Data listing:
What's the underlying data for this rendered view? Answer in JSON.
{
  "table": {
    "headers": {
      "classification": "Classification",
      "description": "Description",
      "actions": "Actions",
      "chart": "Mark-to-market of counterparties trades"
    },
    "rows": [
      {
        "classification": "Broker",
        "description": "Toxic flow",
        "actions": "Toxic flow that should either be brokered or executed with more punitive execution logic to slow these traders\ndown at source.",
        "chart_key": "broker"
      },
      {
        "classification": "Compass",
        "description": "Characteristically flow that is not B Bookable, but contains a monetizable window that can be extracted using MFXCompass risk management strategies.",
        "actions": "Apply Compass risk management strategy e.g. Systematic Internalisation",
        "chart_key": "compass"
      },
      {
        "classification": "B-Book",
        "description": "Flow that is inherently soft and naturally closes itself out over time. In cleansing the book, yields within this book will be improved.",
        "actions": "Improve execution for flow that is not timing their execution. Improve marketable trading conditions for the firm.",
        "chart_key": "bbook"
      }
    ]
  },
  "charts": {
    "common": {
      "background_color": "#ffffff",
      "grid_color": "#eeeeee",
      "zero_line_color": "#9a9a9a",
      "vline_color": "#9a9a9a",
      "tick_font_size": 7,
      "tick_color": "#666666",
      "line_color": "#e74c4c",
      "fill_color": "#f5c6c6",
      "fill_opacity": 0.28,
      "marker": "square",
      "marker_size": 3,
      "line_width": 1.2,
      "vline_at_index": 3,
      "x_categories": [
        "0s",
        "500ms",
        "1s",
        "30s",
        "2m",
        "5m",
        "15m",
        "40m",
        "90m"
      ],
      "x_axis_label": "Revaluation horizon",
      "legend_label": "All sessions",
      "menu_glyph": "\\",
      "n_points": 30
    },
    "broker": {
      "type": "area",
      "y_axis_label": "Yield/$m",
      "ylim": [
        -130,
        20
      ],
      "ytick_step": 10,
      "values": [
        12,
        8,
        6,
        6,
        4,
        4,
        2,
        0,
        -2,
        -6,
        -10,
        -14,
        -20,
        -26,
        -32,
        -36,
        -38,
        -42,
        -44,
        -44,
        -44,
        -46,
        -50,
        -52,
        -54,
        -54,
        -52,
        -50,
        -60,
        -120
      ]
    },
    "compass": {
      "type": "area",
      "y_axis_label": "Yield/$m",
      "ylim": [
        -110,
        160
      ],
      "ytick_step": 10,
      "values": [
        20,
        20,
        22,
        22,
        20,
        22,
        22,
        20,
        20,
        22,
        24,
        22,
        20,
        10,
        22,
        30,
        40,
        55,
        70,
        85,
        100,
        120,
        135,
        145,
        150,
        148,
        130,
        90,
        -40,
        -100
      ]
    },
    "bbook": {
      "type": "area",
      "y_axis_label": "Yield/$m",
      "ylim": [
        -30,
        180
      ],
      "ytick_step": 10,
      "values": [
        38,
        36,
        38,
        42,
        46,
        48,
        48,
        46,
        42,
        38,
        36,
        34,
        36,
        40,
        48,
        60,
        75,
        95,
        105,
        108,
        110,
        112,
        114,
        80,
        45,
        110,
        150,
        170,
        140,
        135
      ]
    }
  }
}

- [DIRECTIONS]: Your task is to retype all the records above with nothing left out.

- [EXERCISE RESULT]:
What's the underlying data for this rendered view? Answer in JSON.
{
  "table": {
    "headers": {
      "classification": "Classification",
      "description": "Description",
      "actions": "Actions",
      "chart": "Mark-to-market of counterparties trades"
    },
    "rows": [
      {
        "classification": "Broker",
        "description": "Toxic flow",
        "actions": "Toxic flow that should either be brokered or executed with more punitive execution logic to slow these traders\ndown at source.",
        "chart_key": "broker"
      },
      {
        "classification": "Compass",
        "description": "Characteristically flow that is not B Bookable, but contains a monetizable window that can be extracted using MFXCompass risk management strategies.",
        "actions": "Apply Compass risk management strategy e.g. Systematic Internalisation",
        "chart_key": "compass"
      },
      {
        "classification": "B-Book",
        "description": "Flow that is inherently soft and naturally closes itself out over time. In cleansing the book, yields within this book will be improved.",
        "actions": "Improve execution for flow that is not timing their execution. Improve marketable trading conditions for the firm.",
        "chart_key": "bbook"
      }
    ]
  },
  "charts": {
    "common": {
      "background_color": "#ffffff",
      "grid_color": "#eeeeee",
      "zero_line_color": "#9a9a9a",
      "vline_color": "#9a9a9a",
      "tick_font_size": 7,
      "tick_color": "#666666",
      "line_color": "#e74c4c",
      "fill_color": "#f5c6c6",
      "fill_opacity": 0.28,
      "marker": "square",
      "marker_size": 3,
      "line_width": 1.2,
      "vline_at_index": 3,
      "x_categories": [
        "0s",
        "500ms",
        "1s",
        "30s",
        "2m",
        "5m",
        "15m",
        "40m",
        "90m"
      ],
      "x_axis_label": "Revaluation horizon",
      "legend_label": "All sessions",
      "menu_glyph": "\\",
      "n_points": 30
    },
    "broker": {
      "type": "area",
      "y_axis_label": "Yield/$m",
      "ylim": [
        -130,
        20
      ],
      "ytick_step": 10,
      "values": [
        12,
        8,
        6,
        6,
        4,
        4,
        2,
        0,
        -2,
        -6,
        -10,
        -14,
        -20,
        -26,
        -32,
        -36,
        -38,
        -42,
        -44,
        -44,
        -44,
        -46,
        -50,
        -52,
        -54,
        -54,
        -52,
        -50,
        -60,
        -120
      ]
    },
    "compass": {
      "type": "area",
      "y_axis_label": "Yield/$m",
      "ylim": [
        -110,
        160
      ],
      "ytick_step": 10,
      "values": [
        20,
        20,
        22,
        22,
        20,
        22,
        22,
        20,
        20,
        22,
        24,
        22,
        20,
        10,
        22,
        30,
        40,
        55,
        70,
        85,
        100,
        120,
        135,
        145,
        150,
        148,
        130,
        90,
        -40,
        -100
      ]
    },
    "bbook": {
      "type": "area",
      "y_axis_label": "Yield/$m",
      "ylim": [
        -30,
        180
      ],
      "ytick_step": 10,
      "values": [
        38,
        36,
        38,
        42,
        46,
        48,
        48,
        46,
        42,
        38,
        36,
        34,
        36,
        40,
        48,
        60,
        75,
        95,
        105,
        108,
        110,
        112,
        114,
        80,
        45,
        110,
        150,
        170,
        140,
        135
      ]
    }
  }
}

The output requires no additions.